Problem description – Retype the data that follows line by line, exactly, and leave its pictures out.

··········

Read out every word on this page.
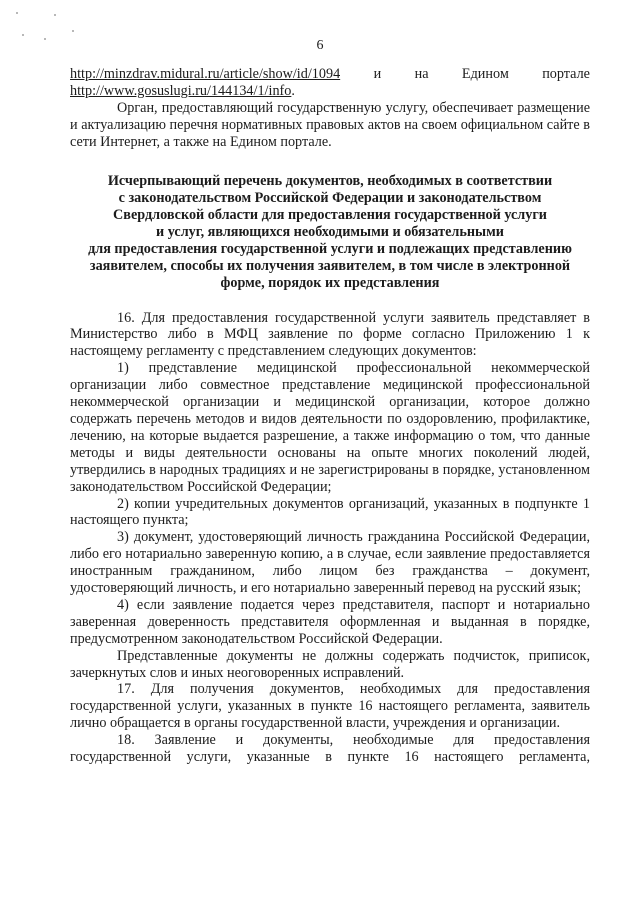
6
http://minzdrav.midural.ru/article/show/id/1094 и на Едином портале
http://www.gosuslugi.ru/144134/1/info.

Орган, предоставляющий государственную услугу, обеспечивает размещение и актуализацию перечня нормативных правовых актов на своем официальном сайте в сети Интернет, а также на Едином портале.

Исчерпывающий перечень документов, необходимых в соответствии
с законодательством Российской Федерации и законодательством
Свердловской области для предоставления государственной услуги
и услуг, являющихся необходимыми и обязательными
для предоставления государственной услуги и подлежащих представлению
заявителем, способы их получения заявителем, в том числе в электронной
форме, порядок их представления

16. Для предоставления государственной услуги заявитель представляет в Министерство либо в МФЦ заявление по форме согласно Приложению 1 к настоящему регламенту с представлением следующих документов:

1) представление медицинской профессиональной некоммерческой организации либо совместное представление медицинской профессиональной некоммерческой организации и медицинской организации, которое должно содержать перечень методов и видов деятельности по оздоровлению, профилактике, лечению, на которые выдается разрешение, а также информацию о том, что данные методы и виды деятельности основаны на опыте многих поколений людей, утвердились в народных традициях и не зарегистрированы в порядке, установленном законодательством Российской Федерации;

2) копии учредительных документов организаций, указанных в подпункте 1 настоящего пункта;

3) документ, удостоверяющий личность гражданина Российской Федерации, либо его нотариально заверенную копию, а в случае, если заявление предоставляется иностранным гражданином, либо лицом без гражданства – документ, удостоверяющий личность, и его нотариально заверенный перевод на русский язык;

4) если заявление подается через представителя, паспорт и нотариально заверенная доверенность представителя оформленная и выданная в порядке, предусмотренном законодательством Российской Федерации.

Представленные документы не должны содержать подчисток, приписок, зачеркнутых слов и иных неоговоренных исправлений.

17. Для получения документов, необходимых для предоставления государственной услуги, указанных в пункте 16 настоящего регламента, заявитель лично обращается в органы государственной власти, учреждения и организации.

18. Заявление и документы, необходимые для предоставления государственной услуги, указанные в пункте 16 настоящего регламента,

··········

Answer to the exercise –
Read out every word on this page.
6
http://minzdrav.midural.ru/article/show/id/1094 и на Едином портале
http://www.gosuslugi.ru/144134/1/info.

Орган, предоставляющий государственную услугу, обеспечивает размещение и актуализацию перечня нормативных правовых актов на своем официальном сайте в сети Интернет, а также на Едином портале.

Исчерпывающий перечень документов, необходимых в соответствии
с законодательством Российской Федерации и законодательством
Свердловской области для предоставления государственной услуги
и услуг, являющихся необходимыми и обязательными
для предоставления государственной услуги и подлежащих представлению
заявителем, способы их получения заявителем, в том числе в электронной
форме, порядок их представления

16. Для предоставления государственной услуги заявитель представляет в Министерство либо в МФЦ заявление по форме согласно Приложению 1 к настоящему регламенту с представлением следующих документов:

1) представление медицинской профессиональной некоммерческой организации либо совместное представление медицинской профессиональной некоммерческой организации и медицинской организации, которое должно содержать перечень методов и видов деятельности по оздоровлению, профилактике, лечению, на которые выдается разрешение, а также информацию о том, что данные методы и виды деятельности основаны на опыте многих поколений людей, утвердились в народных традициях и не зарегистрированы в порядке, установленном законодательством Российской Федерации;

2) копии учредительных документов организаций, указанных в подпункте 1 настоящего пункта;

3) документ, удостоверяющий личность гражданина Российской Федерации, либо его нотариально заверенную копию, а в случае, если заявление предоставляется иностранным гражданином, либо лицом без гражданства – документ, удостоверяющий личность, и его нотариально заверенный перевод на русский язык;

4) если заявление подается через представителя, паспорт и нотариально заверенная доверенность представителя оформленная и выданная в порядке, предусмотренном законодательством Российской Федерации.

Представленные документы не должны содержать подчисток, приписок, зачеркнутых слов и иных неоговоренных исправлений.

17. Для получения документов, необходимых для предоставления государственной услуги, указанных в пункте 16 настоящего регламента, заявитель лично обращается в органы государственной власти, учреждения и организации.

18. Заявление и документы, необходимые для предоставления государственной услуги, указанные в пункте 16 настоящего регламента,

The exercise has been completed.